GOAL: Reproduce every line in the listing that contains the word "JSON".

Rows from a figure dataset:
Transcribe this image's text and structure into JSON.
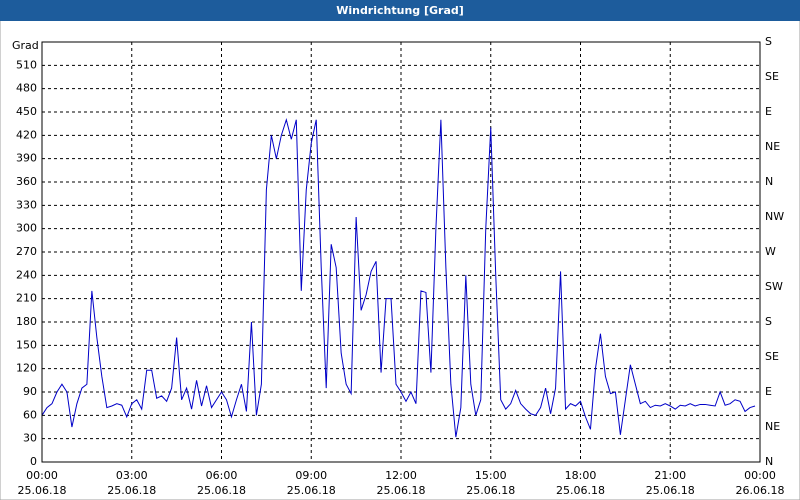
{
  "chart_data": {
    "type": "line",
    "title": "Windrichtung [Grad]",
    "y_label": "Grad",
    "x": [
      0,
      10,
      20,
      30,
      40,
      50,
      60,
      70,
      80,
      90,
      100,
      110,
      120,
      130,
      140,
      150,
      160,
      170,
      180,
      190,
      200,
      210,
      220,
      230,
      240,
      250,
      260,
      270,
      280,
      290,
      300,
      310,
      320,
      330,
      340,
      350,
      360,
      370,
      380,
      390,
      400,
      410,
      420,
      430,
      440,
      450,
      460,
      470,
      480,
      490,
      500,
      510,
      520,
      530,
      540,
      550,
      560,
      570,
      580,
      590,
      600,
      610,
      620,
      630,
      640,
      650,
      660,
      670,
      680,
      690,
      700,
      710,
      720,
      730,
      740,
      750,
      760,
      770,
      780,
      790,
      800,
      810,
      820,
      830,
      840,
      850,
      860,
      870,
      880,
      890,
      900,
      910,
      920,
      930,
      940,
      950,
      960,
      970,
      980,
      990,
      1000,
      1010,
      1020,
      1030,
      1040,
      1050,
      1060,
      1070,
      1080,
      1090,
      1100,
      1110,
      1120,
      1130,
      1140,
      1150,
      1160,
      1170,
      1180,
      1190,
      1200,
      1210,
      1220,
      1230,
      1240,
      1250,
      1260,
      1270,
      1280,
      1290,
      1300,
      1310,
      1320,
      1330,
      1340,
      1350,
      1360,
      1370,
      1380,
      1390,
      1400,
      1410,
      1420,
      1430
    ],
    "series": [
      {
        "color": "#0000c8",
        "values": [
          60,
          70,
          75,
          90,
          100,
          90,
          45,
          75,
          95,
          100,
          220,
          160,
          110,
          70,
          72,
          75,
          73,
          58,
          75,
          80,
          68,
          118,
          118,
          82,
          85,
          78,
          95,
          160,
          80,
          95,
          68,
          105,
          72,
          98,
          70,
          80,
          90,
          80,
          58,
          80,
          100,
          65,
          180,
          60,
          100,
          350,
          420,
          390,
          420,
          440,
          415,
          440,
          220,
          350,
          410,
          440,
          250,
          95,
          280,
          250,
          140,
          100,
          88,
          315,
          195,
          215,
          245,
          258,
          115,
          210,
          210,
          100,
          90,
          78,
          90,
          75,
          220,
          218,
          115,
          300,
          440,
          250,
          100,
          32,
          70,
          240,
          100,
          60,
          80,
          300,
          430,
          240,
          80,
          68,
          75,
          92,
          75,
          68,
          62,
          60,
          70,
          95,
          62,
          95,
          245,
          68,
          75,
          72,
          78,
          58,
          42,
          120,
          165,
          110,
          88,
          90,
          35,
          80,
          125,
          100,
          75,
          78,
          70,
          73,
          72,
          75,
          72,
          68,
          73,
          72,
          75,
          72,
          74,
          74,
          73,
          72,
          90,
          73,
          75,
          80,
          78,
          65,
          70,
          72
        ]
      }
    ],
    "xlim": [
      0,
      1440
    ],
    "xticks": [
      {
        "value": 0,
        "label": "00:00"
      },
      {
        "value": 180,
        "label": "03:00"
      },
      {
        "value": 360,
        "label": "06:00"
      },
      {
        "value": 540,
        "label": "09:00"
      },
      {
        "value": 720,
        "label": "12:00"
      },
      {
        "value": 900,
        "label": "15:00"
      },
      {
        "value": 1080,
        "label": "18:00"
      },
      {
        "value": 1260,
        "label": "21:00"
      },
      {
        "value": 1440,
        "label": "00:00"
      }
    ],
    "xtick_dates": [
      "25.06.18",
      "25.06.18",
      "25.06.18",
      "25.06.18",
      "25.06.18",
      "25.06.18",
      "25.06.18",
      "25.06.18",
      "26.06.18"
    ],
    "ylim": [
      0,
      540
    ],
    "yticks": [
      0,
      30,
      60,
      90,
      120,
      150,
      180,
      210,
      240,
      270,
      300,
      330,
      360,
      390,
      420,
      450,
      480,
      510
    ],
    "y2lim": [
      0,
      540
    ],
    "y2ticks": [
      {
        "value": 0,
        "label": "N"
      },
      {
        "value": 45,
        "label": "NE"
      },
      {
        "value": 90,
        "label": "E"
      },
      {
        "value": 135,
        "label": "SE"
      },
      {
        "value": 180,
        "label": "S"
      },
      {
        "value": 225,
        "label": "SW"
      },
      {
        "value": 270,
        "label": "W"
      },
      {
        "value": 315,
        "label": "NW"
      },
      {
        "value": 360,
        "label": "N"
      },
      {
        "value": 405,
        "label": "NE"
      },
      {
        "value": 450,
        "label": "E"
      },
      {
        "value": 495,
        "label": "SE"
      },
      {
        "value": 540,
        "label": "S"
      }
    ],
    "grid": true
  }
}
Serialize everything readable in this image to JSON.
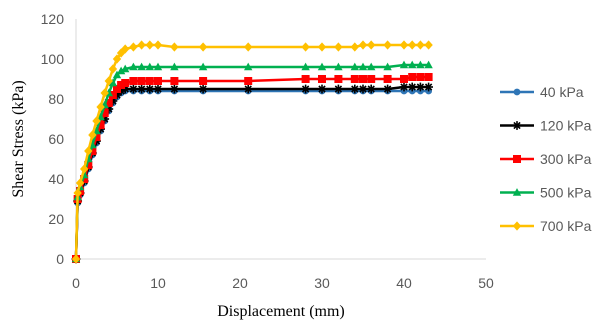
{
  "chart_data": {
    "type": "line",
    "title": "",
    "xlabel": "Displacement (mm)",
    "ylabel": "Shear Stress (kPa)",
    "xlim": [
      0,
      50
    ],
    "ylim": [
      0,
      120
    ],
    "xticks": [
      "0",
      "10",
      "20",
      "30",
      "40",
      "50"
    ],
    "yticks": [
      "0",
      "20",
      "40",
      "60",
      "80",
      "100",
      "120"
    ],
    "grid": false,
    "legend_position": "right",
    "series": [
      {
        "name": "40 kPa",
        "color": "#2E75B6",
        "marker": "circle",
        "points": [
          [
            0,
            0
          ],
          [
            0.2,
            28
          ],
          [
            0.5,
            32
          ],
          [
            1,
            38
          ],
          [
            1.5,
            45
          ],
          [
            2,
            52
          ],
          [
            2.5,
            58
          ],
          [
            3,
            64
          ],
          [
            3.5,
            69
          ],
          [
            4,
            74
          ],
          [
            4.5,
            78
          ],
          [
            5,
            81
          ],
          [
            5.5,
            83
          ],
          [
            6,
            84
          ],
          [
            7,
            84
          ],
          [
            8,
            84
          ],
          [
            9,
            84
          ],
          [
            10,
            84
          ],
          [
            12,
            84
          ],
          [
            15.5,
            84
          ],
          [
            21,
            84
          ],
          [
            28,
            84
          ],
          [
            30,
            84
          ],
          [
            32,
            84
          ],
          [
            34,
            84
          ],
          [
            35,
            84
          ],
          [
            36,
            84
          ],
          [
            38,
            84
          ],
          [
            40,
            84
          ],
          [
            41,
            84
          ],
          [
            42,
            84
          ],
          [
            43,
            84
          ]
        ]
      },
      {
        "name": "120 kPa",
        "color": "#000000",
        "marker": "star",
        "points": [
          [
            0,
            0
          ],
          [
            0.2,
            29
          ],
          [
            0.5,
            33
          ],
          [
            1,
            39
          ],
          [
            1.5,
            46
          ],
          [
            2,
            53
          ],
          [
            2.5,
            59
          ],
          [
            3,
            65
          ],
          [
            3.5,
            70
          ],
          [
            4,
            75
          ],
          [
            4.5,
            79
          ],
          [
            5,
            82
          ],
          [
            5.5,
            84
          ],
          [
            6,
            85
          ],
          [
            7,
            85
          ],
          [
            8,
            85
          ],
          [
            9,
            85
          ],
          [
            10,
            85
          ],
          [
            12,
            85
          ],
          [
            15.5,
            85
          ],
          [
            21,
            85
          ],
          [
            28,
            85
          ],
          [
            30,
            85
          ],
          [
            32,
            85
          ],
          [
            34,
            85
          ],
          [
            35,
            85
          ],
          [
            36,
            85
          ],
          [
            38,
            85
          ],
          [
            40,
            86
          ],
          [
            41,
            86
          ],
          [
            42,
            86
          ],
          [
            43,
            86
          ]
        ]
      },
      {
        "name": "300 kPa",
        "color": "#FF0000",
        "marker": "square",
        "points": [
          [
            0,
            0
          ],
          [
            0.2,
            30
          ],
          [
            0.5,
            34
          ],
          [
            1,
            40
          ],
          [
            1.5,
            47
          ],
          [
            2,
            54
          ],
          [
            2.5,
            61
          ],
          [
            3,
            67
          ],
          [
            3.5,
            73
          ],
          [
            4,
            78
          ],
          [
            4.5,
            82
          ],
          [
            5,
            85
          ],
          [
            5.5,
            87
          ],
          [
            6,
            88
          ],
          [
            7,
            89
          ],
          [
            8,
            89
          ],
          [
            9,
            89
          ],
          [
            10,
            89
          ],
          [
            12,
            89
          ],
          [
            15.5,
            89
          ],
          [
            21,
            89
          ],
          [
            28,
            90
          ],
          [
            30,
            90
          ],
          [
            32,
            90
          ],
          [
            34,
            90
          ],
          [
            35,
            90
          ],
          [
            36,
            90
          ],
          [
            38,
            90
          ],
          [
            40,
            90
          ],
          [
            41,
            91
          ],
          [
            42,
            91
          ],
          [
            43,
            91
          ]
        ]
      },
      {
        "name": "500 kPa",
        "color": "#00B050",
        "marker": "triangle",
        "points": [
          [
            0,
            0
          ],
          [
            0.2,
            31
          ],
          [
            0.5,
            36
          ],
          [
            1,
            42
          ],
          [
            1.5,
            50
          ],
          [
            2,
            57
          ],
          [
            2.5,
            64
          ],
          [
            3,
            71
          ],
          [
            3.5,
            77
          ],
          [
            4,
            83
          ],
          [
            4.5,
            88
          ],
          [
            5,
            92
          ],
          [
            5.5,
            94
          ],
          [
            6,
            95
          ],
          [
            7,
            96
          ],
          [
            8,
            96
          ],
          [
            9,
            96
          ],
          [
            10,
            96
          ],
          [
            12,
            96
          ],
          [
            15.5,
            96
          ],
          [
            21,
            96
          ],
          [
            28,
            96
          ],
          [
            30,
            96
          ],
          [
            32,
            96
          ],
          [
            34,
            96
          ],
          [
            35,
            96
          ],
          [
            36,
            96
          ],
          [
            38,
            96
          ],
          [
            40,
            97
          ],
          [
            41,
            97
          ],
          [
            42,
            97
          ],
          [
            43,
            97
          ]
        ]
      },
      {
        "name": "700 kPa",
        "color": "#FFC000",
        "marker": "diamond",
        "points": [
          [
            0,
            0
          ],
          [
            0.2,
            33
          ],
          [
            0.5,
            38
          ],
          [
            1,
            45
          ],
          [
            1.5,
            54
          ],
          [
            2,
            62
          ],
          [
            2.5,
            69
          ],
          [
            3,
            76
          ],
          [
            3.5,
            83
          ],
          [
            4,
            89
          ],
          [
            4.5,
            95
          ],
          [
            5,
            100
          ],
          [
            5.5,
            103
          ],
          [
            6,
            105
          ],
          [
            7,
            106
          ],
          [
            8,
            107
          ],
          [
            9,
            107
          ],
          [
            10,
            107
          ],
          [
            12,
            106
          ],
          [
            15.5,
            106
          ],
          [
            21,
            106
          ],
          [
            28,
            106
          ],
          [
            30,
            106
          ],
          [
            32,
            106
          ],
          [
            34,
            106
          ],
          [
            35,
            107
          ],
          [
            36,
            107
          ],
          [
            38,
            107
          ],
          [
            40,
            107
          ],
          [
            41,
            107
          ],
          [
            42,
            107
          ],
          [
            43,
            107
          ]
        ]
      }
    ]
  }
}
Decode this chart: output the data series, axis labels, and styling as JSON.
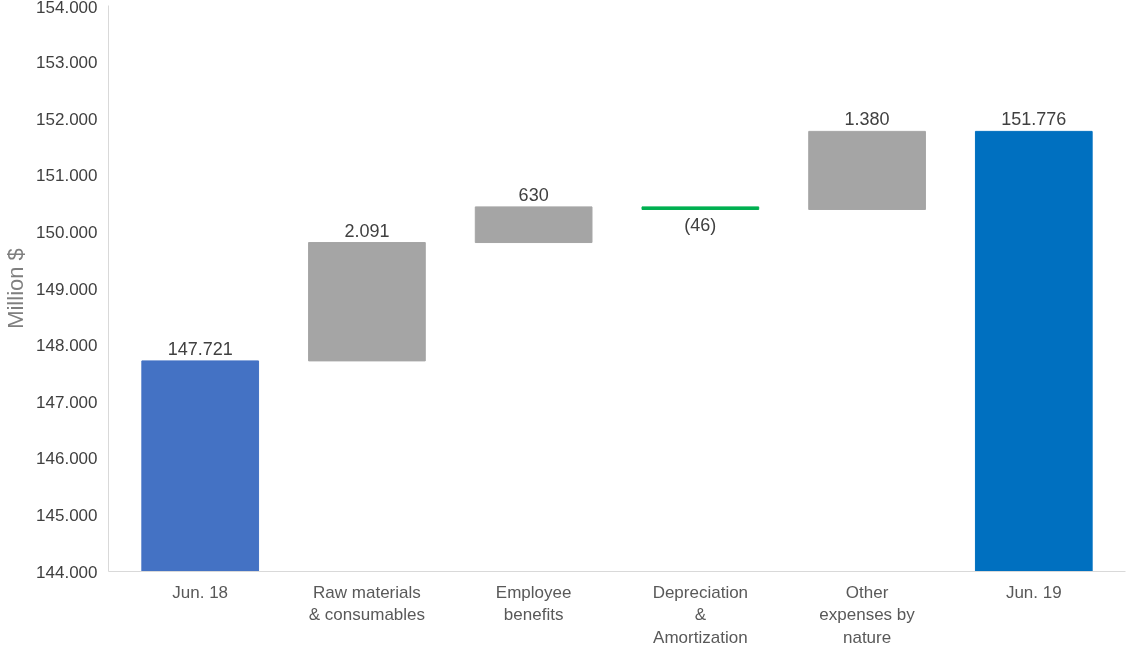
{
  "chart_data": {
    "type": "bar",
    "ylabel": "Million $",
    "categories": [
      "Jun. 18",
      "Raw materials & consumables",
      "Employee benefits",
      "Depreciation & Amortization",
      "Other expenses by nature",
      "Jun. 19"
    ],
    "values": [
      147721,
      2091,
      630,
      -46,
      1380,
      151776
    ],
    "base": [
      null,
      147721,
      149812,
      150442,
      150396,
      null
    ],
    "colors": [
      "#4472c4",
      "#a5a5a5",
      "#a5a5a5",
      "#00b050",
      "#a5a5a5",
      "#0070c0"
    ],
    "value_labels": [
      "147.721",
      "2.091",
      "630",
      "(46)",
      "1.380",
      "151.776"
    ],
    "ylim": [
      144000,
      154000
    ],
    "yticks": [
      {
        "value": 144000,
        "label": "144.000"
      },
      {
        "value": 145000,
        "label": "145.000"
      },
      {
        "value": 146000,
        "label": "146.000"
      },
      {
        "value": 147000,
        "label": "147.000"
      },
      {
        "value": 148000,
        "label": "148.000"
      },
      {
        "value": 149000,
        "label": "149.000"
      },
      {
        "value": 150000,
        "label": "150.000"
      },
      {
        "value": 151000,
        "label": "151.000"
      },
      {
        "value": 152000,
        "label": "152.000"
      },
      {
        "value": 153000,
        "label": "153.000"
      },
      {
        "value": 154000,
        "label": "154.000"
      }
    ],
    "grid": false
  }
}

THE OUTPUT:
Transcribe this image's text and structure into JSON.
Serialize everything readable in this image to JSON.
Decode this chart: output the data series, axis labels, and styling as JSON.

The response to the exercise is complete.